▶ PROBLEM TO WORK ON:
Locate every line in the records below that holds the word "text" and return each one.

[Dataset records]
======
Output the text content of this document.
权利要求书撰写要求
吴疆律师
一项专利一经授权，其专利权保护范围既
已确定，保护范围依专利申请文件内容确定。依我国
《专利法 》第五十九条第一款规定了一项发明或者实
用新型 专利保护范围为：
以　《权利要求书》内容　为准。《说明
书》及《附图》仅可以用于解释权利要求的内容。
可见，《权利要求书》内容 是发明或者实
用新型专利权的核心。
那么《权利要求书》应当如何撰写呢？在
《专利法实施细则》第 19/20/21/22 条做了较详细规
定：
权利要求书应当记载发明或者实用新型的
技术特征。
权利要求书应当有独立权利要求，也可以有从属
======
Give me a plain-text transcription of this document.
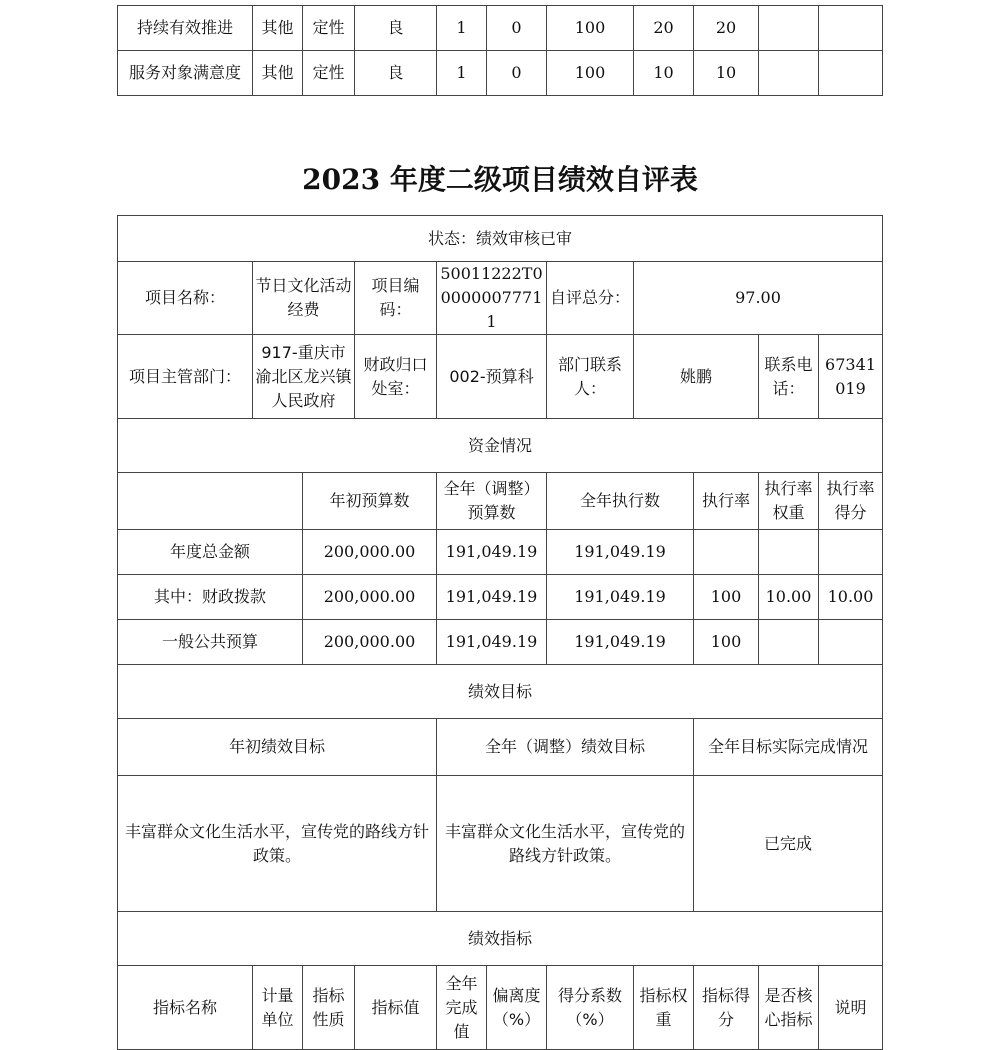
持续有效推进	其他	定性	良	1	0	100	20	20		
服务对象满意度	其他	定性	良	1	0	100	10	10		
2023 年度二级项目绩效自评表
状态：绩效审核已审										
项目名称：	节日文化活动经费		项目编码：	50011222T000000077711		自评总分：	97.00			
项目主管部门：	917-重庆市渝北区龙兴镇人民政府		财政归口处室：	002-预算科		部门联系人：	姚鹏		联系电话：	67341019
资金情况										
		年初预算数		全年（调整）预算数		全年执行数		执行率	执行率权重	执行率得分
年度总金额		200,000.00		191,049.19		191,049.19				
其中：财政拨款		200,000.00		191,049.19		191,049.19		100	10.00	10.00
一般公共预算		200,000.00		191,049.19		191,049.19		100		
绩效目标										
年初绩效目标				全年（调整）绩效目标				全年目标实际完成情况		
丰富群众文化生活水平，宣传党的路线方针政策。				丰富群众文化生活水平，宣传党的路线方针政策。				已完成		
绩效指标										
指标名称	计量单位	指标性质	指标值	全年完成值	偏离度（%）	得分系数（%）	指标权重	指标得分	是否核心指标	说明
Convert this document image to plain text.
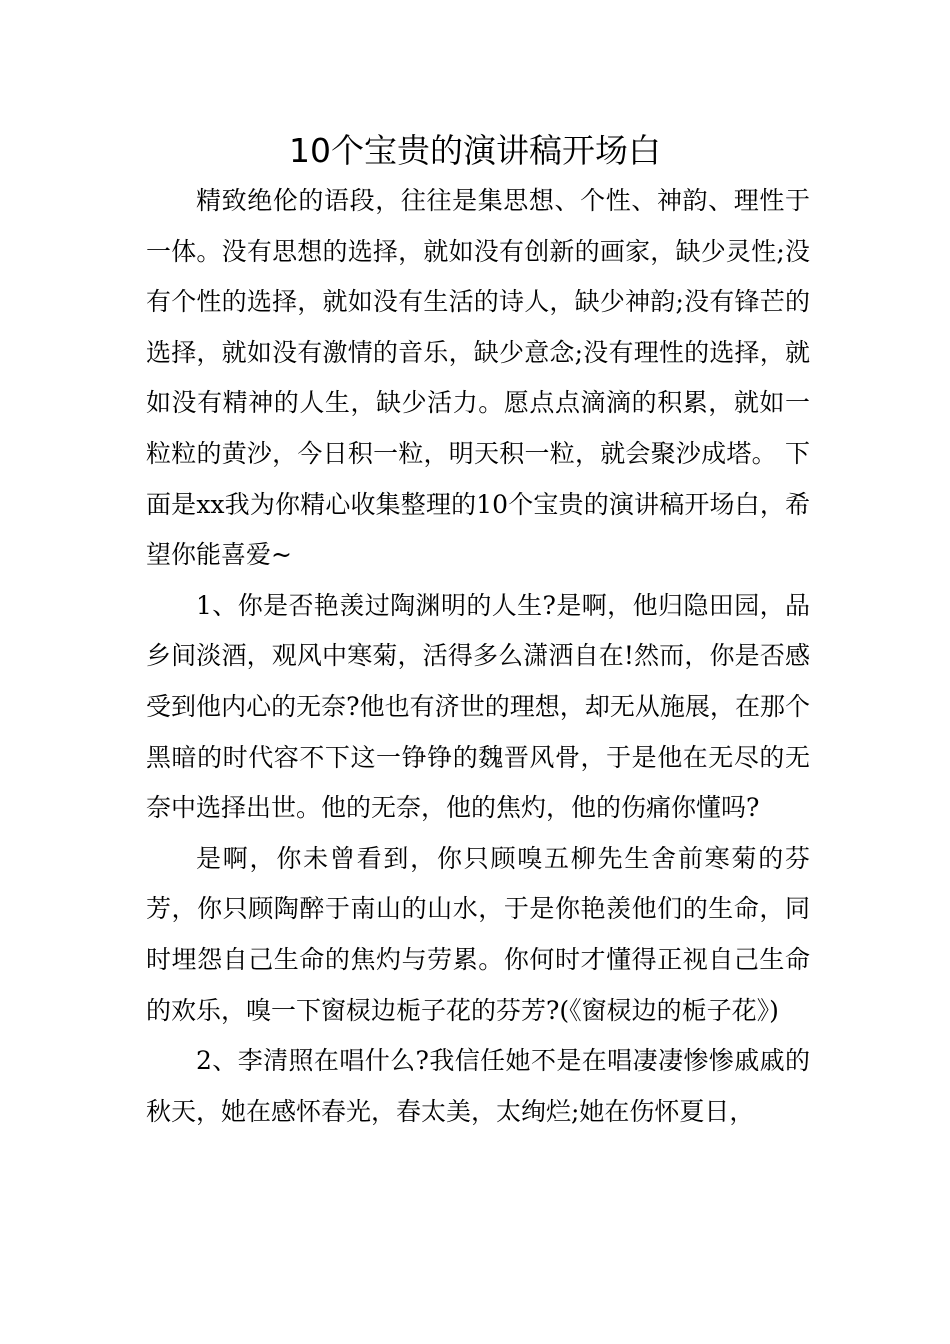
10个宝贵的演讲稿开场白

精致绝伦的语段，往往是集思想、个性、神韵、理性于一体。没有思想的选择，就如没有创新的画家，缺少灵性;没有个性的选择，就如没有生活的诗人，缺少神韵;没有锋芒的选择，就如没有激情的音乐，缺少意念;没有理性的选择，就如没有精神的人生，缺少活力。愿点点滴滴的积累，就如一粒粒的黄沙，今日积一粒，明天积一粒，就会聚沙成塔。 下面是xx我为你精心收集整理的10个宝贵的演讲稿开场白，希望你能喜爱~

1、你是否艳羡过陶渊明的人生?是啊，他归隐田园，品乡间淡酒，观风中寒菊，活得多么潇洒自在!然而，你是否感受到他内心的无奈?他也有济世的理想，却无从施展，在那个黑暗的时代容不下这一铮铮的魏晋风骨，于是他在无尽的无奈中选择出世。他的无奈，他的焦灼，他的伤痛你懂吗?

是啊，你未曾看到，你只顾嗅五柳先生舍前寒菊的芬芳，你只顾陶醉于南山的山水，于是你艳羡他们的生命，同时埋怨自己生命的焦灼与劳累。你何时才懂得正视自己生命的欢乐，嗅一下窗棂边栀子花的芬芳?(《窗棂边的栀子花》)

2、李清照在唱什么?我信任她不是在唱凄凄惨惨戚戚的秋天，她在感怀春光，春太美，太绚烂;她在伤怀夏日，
======
▶ COMPLETED TASK:
Output the text content of this document.
Give me a plain-text transcription of this document.
Convert this document image to plain text.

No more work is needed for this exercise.